(Stored data)
----

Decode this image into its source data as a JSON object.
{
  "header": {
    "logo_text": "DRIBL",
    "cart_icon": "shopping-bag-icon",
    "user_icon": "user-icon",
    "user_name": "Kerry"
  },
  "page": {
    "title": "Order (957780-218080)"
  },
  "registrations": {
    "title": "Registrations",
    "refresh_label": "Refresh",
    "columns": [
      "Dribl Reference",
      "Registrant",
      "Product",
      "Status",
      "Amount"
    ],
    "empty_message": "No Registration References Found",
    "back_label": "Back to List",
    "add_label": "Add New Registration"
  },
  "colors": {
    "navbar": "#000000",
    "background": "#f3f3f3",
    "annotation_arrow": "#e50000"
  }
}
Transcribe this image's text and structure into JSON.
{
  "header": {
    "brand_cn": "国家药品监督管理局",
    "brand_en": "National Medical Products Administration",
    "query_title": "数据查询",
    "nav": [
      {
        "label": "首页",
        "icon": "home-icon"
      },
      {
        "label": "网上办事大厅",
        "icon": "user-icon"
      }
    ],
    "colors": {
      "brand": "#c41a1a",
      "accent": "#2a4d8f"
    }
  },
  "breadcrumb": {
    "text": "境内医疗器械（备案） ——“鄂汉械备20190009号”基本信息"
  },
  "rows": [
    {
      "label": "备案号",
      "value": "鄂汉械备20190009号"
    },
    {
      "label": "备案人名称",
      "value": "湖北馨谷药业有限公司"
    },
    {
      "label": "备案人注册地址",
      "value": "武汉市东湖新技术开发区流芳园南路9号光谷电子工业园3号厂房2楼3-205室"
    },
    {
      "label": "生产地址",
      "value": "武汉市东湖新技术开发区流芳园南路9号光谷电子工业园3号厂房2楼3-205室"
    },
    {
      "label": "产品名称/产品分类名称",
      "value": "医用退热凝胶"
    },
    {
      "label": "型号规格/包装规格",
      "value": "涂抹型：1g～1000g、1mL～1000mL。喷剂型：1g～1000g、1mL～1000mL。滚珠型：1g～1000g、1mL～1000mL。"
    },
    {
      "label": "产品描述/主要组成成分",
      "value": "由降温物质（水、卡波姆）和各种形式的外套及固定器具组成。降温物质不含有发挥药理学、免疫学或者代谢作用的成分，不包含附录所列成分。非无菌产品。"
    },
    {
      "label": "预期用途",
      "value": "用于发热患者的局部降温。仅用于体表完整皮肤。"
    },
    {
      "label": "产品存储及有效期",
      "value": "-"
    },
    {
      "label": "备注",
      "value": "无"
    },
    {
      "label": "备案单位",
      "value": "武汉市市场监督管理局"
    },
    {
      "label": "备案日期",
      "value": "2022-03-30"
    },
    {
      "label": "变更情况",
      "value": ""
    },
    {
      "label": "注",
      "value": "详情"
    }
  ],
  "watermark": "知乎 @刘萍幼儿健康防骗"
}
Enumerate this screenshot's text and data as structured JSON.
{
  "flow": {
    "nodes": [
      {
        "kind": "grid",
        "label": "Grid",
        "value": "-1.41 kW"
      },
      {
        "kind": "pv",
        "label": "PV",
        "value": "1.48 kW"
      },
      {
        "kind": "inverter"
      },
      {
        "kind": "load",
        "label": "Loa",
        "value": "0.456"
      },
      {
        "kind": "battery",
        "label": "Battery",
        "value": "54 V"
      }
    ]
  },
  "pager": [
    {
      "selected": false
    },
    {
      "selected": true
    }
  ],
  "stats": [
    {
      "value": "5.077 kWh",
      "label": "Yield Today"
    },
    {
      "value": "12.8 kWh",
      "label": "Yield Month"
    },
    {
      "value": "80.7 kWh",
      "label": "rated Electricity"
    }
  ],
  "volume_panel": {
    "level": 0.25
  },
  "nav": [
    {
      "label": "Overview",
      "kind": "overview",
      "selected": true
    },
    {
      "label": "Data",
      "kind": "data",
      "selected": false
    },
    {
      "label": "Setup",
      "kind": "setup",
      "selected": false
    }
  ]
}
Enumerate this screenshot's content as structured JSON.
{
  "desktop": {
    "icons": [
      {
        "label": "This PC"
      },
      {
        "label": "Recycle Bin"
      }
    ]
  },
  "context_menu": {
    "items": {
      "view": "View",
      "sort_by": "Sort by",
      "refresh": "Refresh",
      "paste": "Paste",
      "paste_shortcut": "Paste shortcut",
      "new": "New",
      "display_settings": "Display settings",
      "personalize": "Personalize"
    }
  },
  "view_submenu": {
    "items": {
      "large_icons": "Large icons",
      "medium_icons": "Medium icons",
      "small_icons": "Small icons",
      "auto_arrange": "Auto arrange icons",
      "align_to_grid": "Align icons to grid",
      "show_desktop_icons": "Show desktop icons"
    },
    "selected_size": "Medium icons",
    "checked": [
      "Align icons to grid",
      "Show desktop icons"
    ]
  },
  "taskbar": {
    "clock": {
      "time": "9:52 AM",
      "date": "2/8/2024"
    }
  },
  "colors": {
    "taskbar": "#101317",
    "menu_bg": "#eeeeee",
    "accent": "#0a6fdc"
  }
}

----

#### [Objective]
Transcribe each entry precisely, missing none.

#### [Exercise response]
Decode this image into its source data as a JSON object.
{
  "header": {
    "logo_text": "DRIBL",
    "cart_icon": "shopping-bag-icon",
    "user_icon": "user-icon",
    "user_name": "Kerry"
  },
  "page": {
    "title": "Order (957780-218080)"
  },
  "registrations": {
    "title": "Registrations",
    "refresh_label": "Refresh",
    "columns": [
      "Dribl Reference",
      "Registrant",
      "Product",
      "Status",
      "Amount"
    ],
    "empty_message": "No Registration References Found",
    "back_label": "Back to List",
    "add_label": "Add New Registration"
  },
  "colors": {
    "navbar": "#000000",
    "background": "#f3f3f3",
    "annotation_arrow": "#e50000"
  }
}
Transcribe this image's text and structure into JSON.
{
  "header": {
    "brand_cn": "国家药品监督管理局",
    "brand_en": "National Medical Products Administration",
    "query_title": "数据查询",
    "nav": [
      {
        "label": "首页",
        "icon": "home-icon"
      },
      {
        "label": "网上办事大厅",
        "icon": "user-icon"
      }
    ],
    "colors": {
      "brand": "#c41a1a",
      "accent": "#2a4d8f"
    }
  },
  "breadcrumb": {
    "text": "境内医疗器械（备案） ——“鄂汉械备20190009号”基本信息"
  },
  "rows": [
    {
      "label": "备案号",
      "value": "鄂汉械备20190009号"
    },
    {
      "label": "备案人名称",
      "value": "湖北馨谷药业有限公司"
    },
    {
      "label": "备案人注册地址",
      "value": "武汉市东湖新技术开发区流芳园南路9号光谷电子工业园3号厂房2楼3-205室"
    },
    {
      "label": "生产地址",
      "value": "武汉市东湖新技术开发区流芳园南路9号光谷电子工业园3号厂房2楼3-205室"
    },
    {
      "label": "产品名称/产品分类名称",
      "value": "医用退热凝胶"
    },
    {
      "label": "型号规格/包装规格",
      "value": "涂抹型：1g～1000g、1mL～1000mL。喷剂型：1g～1000g、1mL～1000mL。滚珠型：1g～1000g、1mL～1000mL。"
    },
    {
      "label": "产品描述/主要组成成分",
      "value": "由降温物质（水、卡波姆）和各种形式的外套及固定器具组成。降温物质不含有发挥药理学、免疫学或者代谢作用的成分，不包含附录所列成分。非无菌产品。"
    },
    {
      "label": "预期用途",
      "value": "用于发热患者的局部降温。仅用于体表完整皮肤。"
    },
    {
      "label": "产品存储及有效期",
      "value": "-"
    },
    {
      "label": "备注",
      "value": "无"
    },
    {
      "label": "备案单位",
      "value": "武汉市市场监督管理局"
    },
    {
      "label": "备案日期",
      "value": "2022-03-30"
    },
    {
      "label": "变更情况",
      "value": ""
    },
    {
      "label": "注",
      "value": "详情"
    }
  ],
  "watermark": "知乎 @刘萍幼儿健康防骗"
}
Enumerate this screenshot's text and data as structured JSON.
{
  "flow": {
    "nodes": [
      {
        "kind": "grid",
        "label": "Grid",
        "value": "-1.41 kW"
      },
      {
        "kind": "pv",
        "label": "PV",
        "value": "1.48 kW"
      },
      {
        "kind": "inverter"
      },
      {
        "kind": "load",
        "label": "Loa",
        "value": "0.456"
      },
      {
        "kind": "battery",
        "label": "Battery",
        "value": "54 V"
      }
    ]
  },
  "pager": [
    {
      "selected": false
    },
    {
      "selected": true
    }
  ],
  "stats": [
    {
      "value": "5.077 kWh",
      "label": "Yield Today"
    },
    {
      "value": "12.8 kWh",
      "label": "Yield Month"
    },
    {
      "value": "80.7 kWh",
      "label": "rated Electricity"
    }
  ],
  "volume_panel": {
    "level": 0.25
  },
  "nav": [
    {
      "label": "Overview",
      "kind": "overview",
      "selected": true
    },
    {
      "label": "Data",
      "kind": "data",
      "selected": false
    },
    {
      "label": "Setup",
      "kind": "setup",
      "selected": false
    }
  ]
}
Enumerate this screenshot's content as structured JSON.
{
  "desktop": {
    "icons": [
      {
        "label": "This PC"
      },
      {
        "label": "Recycle Bin"
      }
    ]
  },
  "context_menu": {
    "items": {
      "view": "View",
      "sort_by": "Sort by",
      "refresh": "Refresh",
      "paste": "Paste",
      "paste_shortcut": "Paste shortcut",
      "new": "New",
      "display_settings": "Display settings",
      "personalize": "Personalize"
    }
  },
  "view_submenu": {
    "items": {
      "large_icons": "Large icons",
      "medium_icons": "Medium icons",
      "small_icons": "Small icons",
      "auto_arrange": "Auto arrange icons",
      "align_to_grid": "Align icons to grid",
      "show_desktop_icons": "Show desktop icons"
    },
    "selected_size": "Medium icons",
    "checked": [
      "Align icons to grid",
      "Show desktop icons"
    ]
  },
  "taskbar": {
    "clock": {
      "time": "9:52 AM",
      "date": "2/8/2024"
    }
  },
  "colors": {
    "taskbar": "#101317",
    "menu_bg": "#eeeeee",
    "accent": "#0a6fdc"
  }
}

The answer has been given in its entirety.